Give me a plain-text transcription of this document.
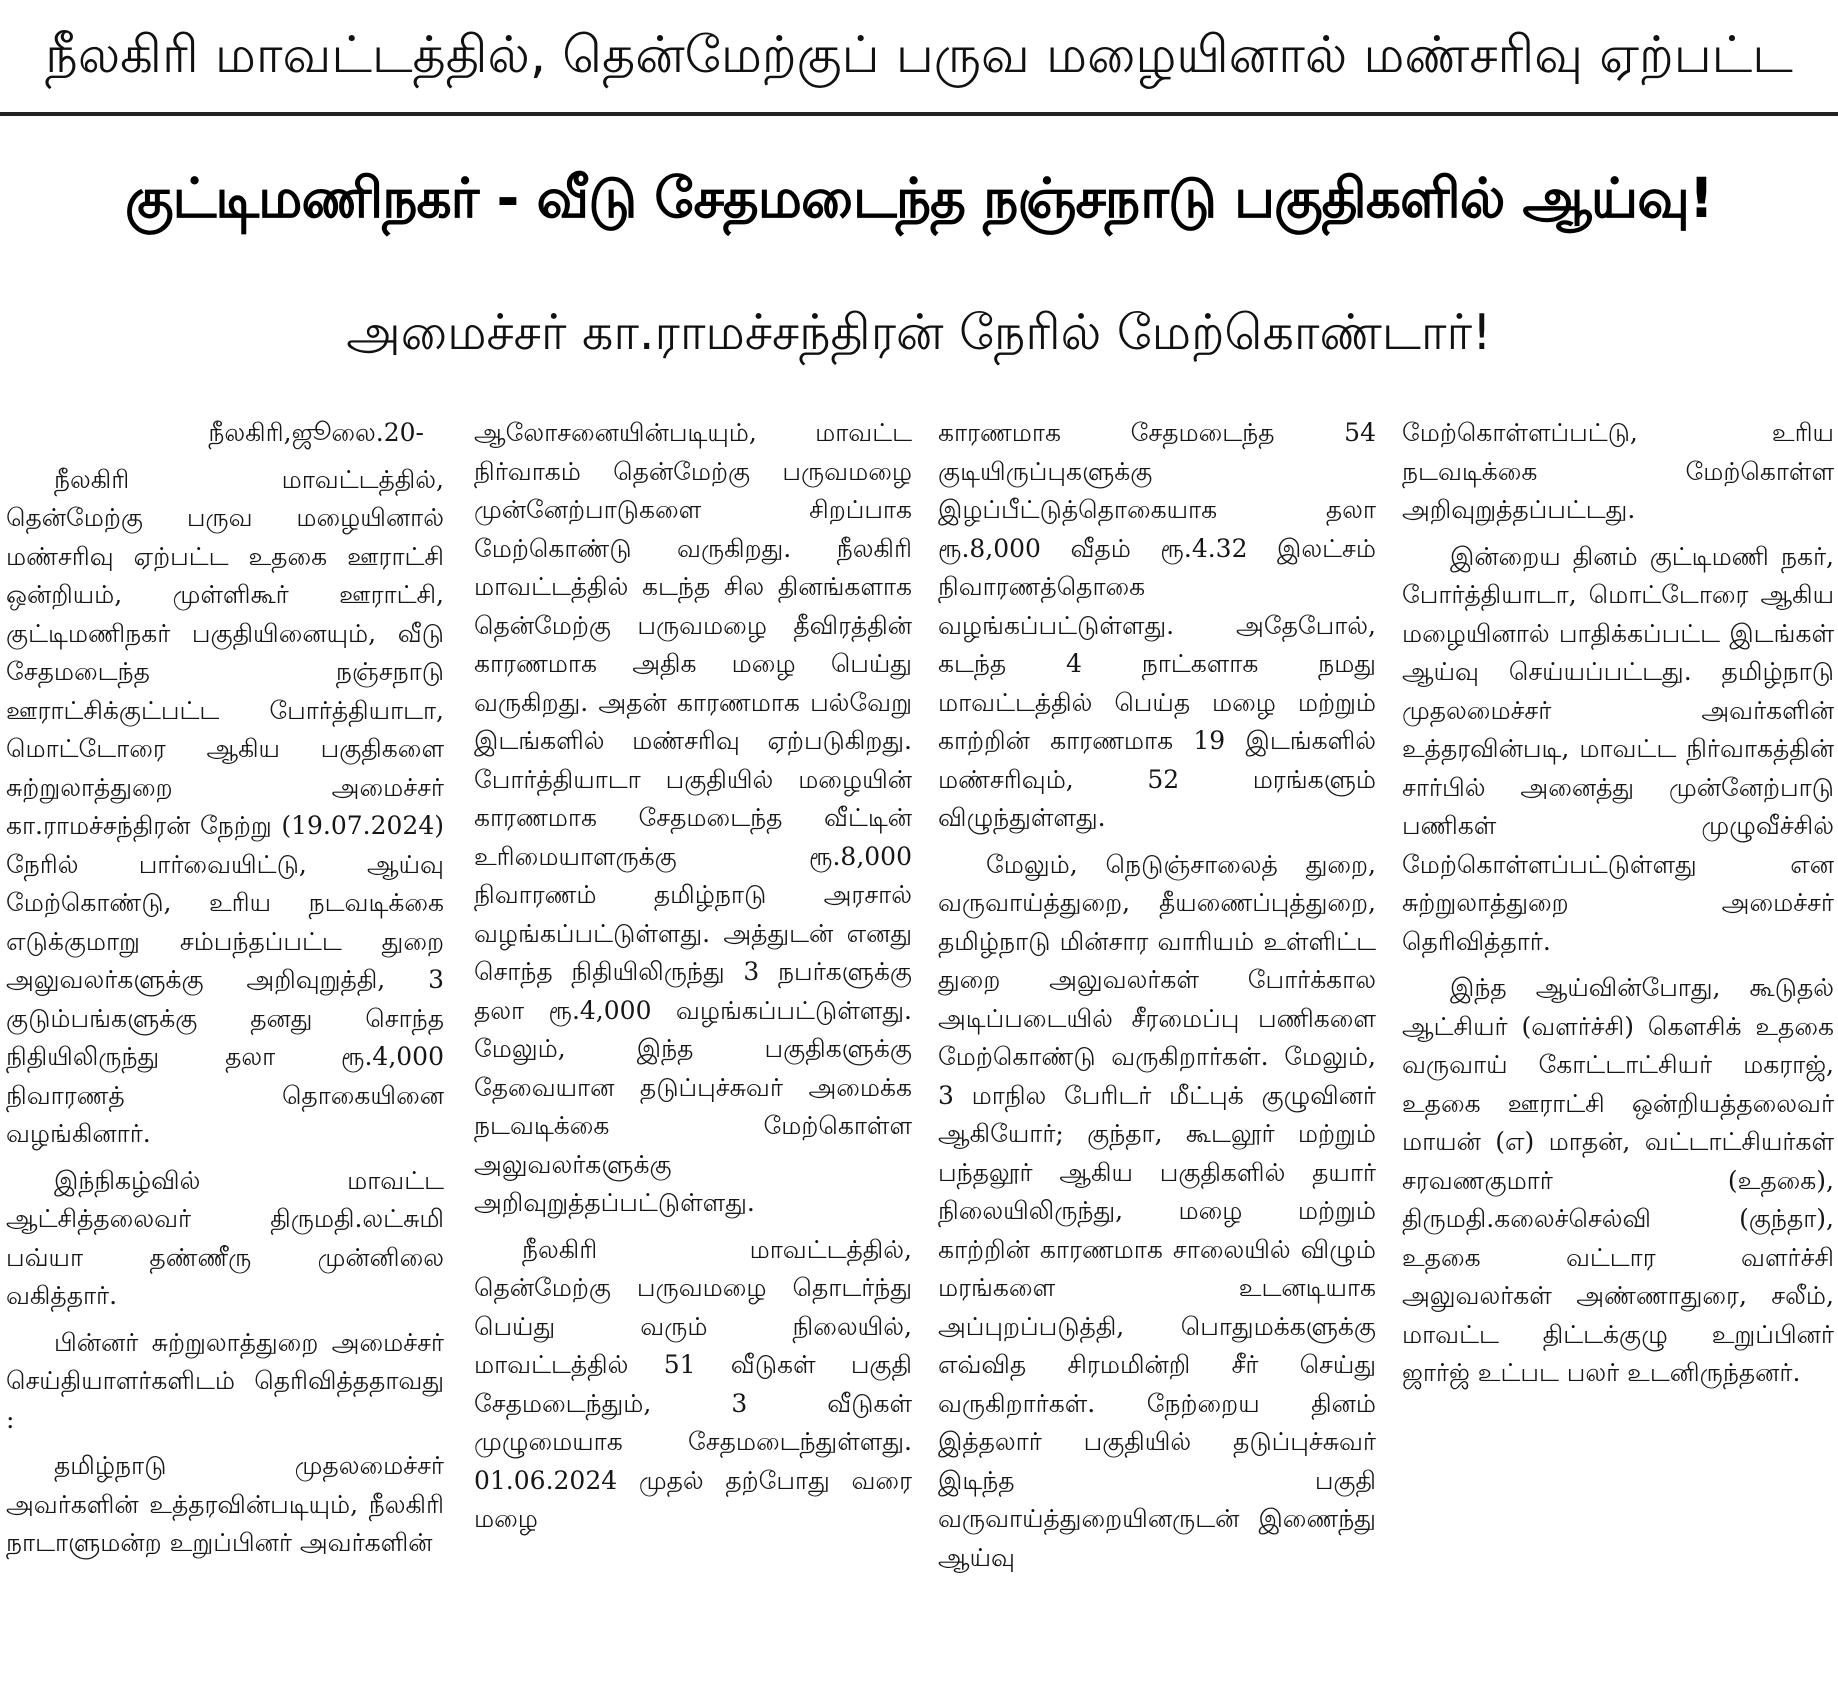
நீலகிரி மாவட்டத்தில், தென்மேற்குப் பருவ மழையினால் மண்சரிவு ஏற்பட்ட
குட்டிமணிநகர் - வீடு சேதமடைந்த நஞ்சநாடு பகுதிகளில் ஆய்வு!
அமைச்சர் கா.ராமச்சந்திரன் நேரில் மேற்கொண்டார்!

நீலகிரி,ஜூலை.20-

நீலகிரி மாவட்டத்தில், தென்மேற்கு பருவ மழையினால் மண்சரிவு ஏற்பட்ட உதகை ஊராட்சி ஒன்றியம், முள்ளிகூர் ஊராட்சி, குட்டிமணிநகர் பகுதியினையும், வீடு சேதமடைந்த நஞ்சநாடு ஊராட்சிக்குட்பட்ட போர்த்தியாடா, மொட்டோரை ஆகிய பகுதிகளை சுற்றுலாத்துறை அமைச்சர் கா.ராமச்சந்திரன் நேற்று (19.07.2024) நேரில் பார்வையிட்டு, ஆய்வு மேற்கொண்டு, உரிய நடவடிக்கை எடுக்குமாறு சம்பந்தப்பட்ட துறை அலுவலர்களுக்கு அறிவுறுத்தி, 3 குடும்பங்களுக்கு தனது சொந்த நிதியிலிருந்து தலா ரூ.4,000 நிவாரணத் தொகையினை வழங்கினார்.

இந்நிகழ்வில் மாவட்ட ஆட்சித்தலைவர் திருமதி.லட்சுமி பவ்யா தண்ணீரு முன்னிலை வகித்தார்.

பின்னர் சுற்றுலாத்துறை அமைச்சர் செய்தியாளர்களிடம் தெரிவித்ததாவது :

தமிழ்நாடு முதலமைச்சர் அவர்களின் உத்தரவின்படியும், நீலகிரி நாடாளுமன்ற உறுப்பினர் அவர்களின்

ஆலோசனையின்படியும், மாவட்ட நிர்வாகம் தென்மேற்கு பருவமழை முன்னேற்பாடுகளை சிறப்பாக மேற்கொண்டு வருகிறது. நீலகிரி மாவட்டத்தில் கடந்த சில தினங்களாக தென்மேற்கு பருவமழை தீவிரத்தின் காரணமாக அதிக மழை பெய்து வருகிறது. அதன் காரணமாக பல்வேறு இடங்களில் மண்சரிவு ஏற்படுகிறது. போர்த்தியாடா பகுதியில் மழையின் காரணமாக சேதமடைந்த வீட்டின் உரிமையாளருக்கு ரூ.8,000 நிவாரணம் தமிழ்நாடு அரசால் வழங்கப்பட்டுள்ளது. அத்துடன் எனது சொந்த நிதியிலிருந்து 3 நபர்களுக்கு தலா ரூ.4,000 வழங்கப்பட்டுள்ளது. மேலும், இந்த பகுதிகளுக்கு தேவையான தடுப்புச்சுவர் அமைக்க நடவடிக்கை மேற்கொள்ள அலுவலர்களுக்கு அறிவுறுத்தப்பட்டுள்ளது.

நீலகிரி மாவட்டத்தில், தென்மேற்கு பருவமழை தொடர்ந்து பெய்து வரும் நிலையில், மாவட்டத்தில் 51 வீடுகள் பகுதி சேதமடைந்தும், 3 வீடுகள் முழுமையாக சேதமடைந்துள்ளது. 01.06.2024 முதல் தற்போது வரை மழை

காரணமாக சேதமடைந்த 54 குடியிருப்புகளுக்கு இழப்பீட்டுத்தொகையாக தலா ரூ.8,000 வீதம் ரூ.4.32 இலட்சம் நிவாரணத்தொகை வழங்கப்பட்டுள்ளது. அதேபோல், கடந்த 4 நாட்களாக நமது மாவட்டத்தில் பெய்த மழை மற்றும் காற்றின் காரணமாக 19 இடங்களில் மண்சரிவும், 52 மரங்களும் விழுந்துள்ளது.

மேலும், நெடுஞ்சாலைத் துறை, வருவாய்த்துறை, தீயணைப்புத்துறை, தமிழ்நாடு மின்சார வாரியம் உள்ளிட்ட துறை அலுவலர்கள் போர்க்கால அடிப்படையில் சீரமைப்பு பணிகளை மேற்கொண்டு வருகிறார்கள். மேலும், 3 மாநில பேரிடர் மீட்புக் குழுவினர் ஆகியோர்; குந்தா, கூடலூர் மற்றும் பந்தலூர் ஆகிய பகுதிகளில் தயார் நிலையிலிருந்து, மழை மற்றும் காற்றின் காரணமாக சாலையில் விழும் மரங்களை உடனடியாக அப்புறப்படுத்தி, பொதுமக்களுக்கு எவ்வித சிரமமின்றி சீர் செய்து வருகிறார்கள். நேற்றைய தினம் இத்தலார் பகுதியில் தடுப்புச்சுவர் இடிந்த பகுதி வருவாய்த்துறையினருடன் இணைந்து ஆய்வு

மேற்கொள்ளப்பட்டு, உரிய நடவடிக்கை மேற்கொள்ள அறிவுறுத்தப்பட்டது.

இன்றைய தினம் குட்டிமணி நகர், போர்த்தியாடா, மொட்டோரை ஆகிய மழையினால் பாதிக்கப்பட்ட இடங்கள் ஆய்வு செய்யப்பட்டது. தமிழ்நாடு முதலமைச்சர் அவர்களின் உத்தரவின்படி, மாவட்ட நிர்வாகத்தின் சார்பில் அனைத்து முன்னேற்பாடு பணிகள் முழுவீச்சில் மேற்கொள்ளப்பட்டுள்ளது என சுற்றுலாத்துறை அமைச்சர் தெரிவித்தார்.

இந்த ஆய்வின்போது, கூடுதல் ஆட்சியர் (வளர்ச்சி) கௌசிக் உதகை வருவாய் கோட்டாட்சியர் மகராஜ், உதகை ஊராட்சி ஒன்றியத்தலைவர் மாயன் (எ) மாதன், வட்டாட்சியர்கள் சரவணகுமார் (உதகை), திருமதி.கலைச்செல்வி (குந்தா), உதகை வட்டார வளர்ச்சி அலுவலர்கள் அண்ணாதுரை, சலீம், மாவட்ட திட்டக்குழு உறுப்பினர் ஜார்ஜ் உட்பட பலர் உடனிருந்தனர்.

───

Pictures are to be left out; the records above must be repeated word for word.

- **Task solution**
Give me a plain-text transcription of this document.
நீலகிரி மாவட்டத்தில், தென்மேற்குப் பருவ மழையினால் மண்சரிவு ஏற்பட்ட
குட்டிமணிநகர் - வீடு சேதமடைந்த நஞ்சநாடு பகுதிகளில் ஆய்வு!
அமைச்சர் கா.ராமச்சந்திரன் நேரில் மேற்கொண்டார்!

நீலகிரி,ஜூலை.20-

நீலகிரி மாவட்டத்தில், தென்மேற்கு பருவ மழையினால் மண்சரிவு ஏற்பட்ட உதகை ஊராட்சி ஒன்றியம், முள்ளிகூர் ஊராட்சி, குட்டிமணிநகர் பகுதியினையும், வீடு சேதமடைந்த நஞ்சநாடு ஊராட்சிக்குட்பட்ட போர்த்தியாடா, மொட்டோரை ஆகிய பகுதிகளை சுற்றுலாத்துறை அமைச்சர் கா.ராமச்சந்திரன் நேற்று (19.07.2024) நேரில் பார்வையிட்டு, ஆய்வு மேற்கொண்டு, உரிய நடவடிக்கை எடுக்குமாறு சம்பந்தப்பட்ட துறை அலுவலர்களுக்கு அறிவுறுத்தி, 3 குடும்பங்களுக்கு தனது சொந்த நிதியிலிருந்து தலா ரூ.4,000 நிவாரணத் தொகையினை வழங்கினார்.

இந்நிகழ்வில் மாவட்ட ஆட்சித்தலைவர் திருமதி.லட்சுமி பவ்யா தண்ணீரு முன்னிலை வகித்தார்.

பின்னர் சுற்றுலாத்துறை அமைச்சர் செய்தியாளர்களிடம் தெரிவித்ததாவது :

தமிழ்நாடு முதலமைச்சர் அவர்களின் உத்தரவின்படியும், நீலகிரி நாடாளுமன்ற உறுப்பினர் அவர்களின்

ஆலோசனையின்படியும், மாவட்ட நிர்வாகம் தென்மேற்கு பருவமழை முன்னேற்பாடுகளை சிறப்பாக மேற்கொண்டு வருகிறது. நீலகிரி மாவட்டத்தில் கடந்த சில தினங்களாக தென்மேற்கு பருவமழை தீவிரத்தின் காரணமாக அதிக மழை பெய்து வருகிறது. அதன் காரணமாக பல்வேறு இடங்களில் மண்சரிவு ஏற்படுகிறது. போர்த்தியாடா பகுதியில் மழையின் காரணமாக சேதமடைந்த வீட்டின் உரிமையாளருக்கு ரூ.8,000 நிவாரணம் தமிழ்நாடு அரசால் வழங்கப்பட்டுள்ளது. அத்துடன் எனது சொந்த நிதியிலிருந்து 3 நபர்களுக்கு தலா ரூ.4,000 வழங்கப்பட்டுள்ளது. மேலும், இந்த பகுதிகளுக்கு தேவையான தடுப்புச்சுவர் அமைக்க நடவடிக்கை மேற்கொள்ள அலுவலர்களுக்கு அறிவுறுத்தப்பட்டுள்ளது.

நீலகிரி மாவட்டத்தில், தென்மேற்கு பருவமழை தொடர்ந்து பெய்து வரும் நிலையில், மாவட்டத்தில் 51 வீடுகள் பகுதி சேதமடைந்தும், 3 வீடுகள் முழுமையாக சேதமடைந்துள்ளது. 01.06.2024 முதல் தற்போது வரை மழை

காரணமாக சேதமடைந்த 54 குடியிருப்புகளுக்கு இழப்பீட்டுத்தொகையாக தலா ரூ.8,000 வீதம் ரூ.4.32 இலட்சம் நிவாரணத்தொகை வழங்கப்பட்டுள்ளது. அதேபோல், கடந்த 4 நாட்களாக நமது மாவட்டத்தில் பெய்த மழை மற்றும் காற்றின் காரணமாக 19 இடங்களில் மண்சரிவும், 52 மரங்களும் விழுந்துள்ளது.

மேலும், நெடுஞ்சாலைத் துறை, வருவாய்த்துறை, தீயணைப்புத்துறை, தமிழ்நாடு மின்சார வாரியம் உள்ளிட்ட துறை அலுவலர்கள் போர்க்கால அடிப்படையில் சீரமைப்பு பணிகளை மேற்கொண்டு வருகிறார்கள். மேலும், 3 மாநில பேரிடர் மீட்புக் குழுவினர் ஆகியோர்; குந்தா, கூடலூர் மற்றும் பந்தலூர் ஆகிய பகுதிகளில் தயார் நிலையிலிருந்து, மழை மற்றும் காற்றின் காரணமாக சாலையில் விழும் மரங்களை உடனடியாக அப்புறப்படுத்தி, பொதுமக்களுக்கு எவ்வித சிரமமின்றி சீர் செய்து வருகிறார்கள். நேற்றைய தினம் இத்தலார் பகுதியில் தடுப்புச்சுவர் இடிந்த பகுதி வருவாய்த்துறையினருடன் இணைந்து ஆய்வு

மேற்கொள்ளப்பட்டு, உரிய நடவடிக்கை மேற்கொள்ள அறிவுறுத்தப்பட்டது.

இன்றைய தினம் குட்டிமணி நகர், போர்த்தியாடா, மொட்டோரை ஆகிய மழையினால் பாதிக்கப்பட்ட இடங்கள் ஆய்வு செய்யப்பட்டது. தமிழ்நாடு முதலமைச்சர் அவர்களின் உத்தரவின்படி, மாவட்ட நிர்வாகத்தின் சார்பில் அனைத்து முன்னேற்பாடு பணிகள் முழுவீச்சில் மேற்கொள்ளப்பட்டுள்ளது என சுற்றுலாத்துறை அமைச்சர் தெரிவித்தார்.

இந்த ஆய்வின்போது, கூடுதல் ஆட்சியர் (வளர்ச்சி) கௌசிக் உதகை வருவாய் கோட்டாட்சியர் மகராஜ், உதகை ஊராட்சி ஒன்றியத்தலைவர் மாயன் (எ) மாதன், வட்டாட்சியர்கள் சரவணகுமார் (உதகை), திருமதி.கலைச்செல்வி (குந்தா), உதகை வட்டார வளர்ச்சி அலுவலர்கள் அண்ணாதுரை, சலீம், மாவட்ட திட்டக்குழு உறுப்பினர் ஜார்ஜ் உட்பட பலர் உடனிருந்தனர்.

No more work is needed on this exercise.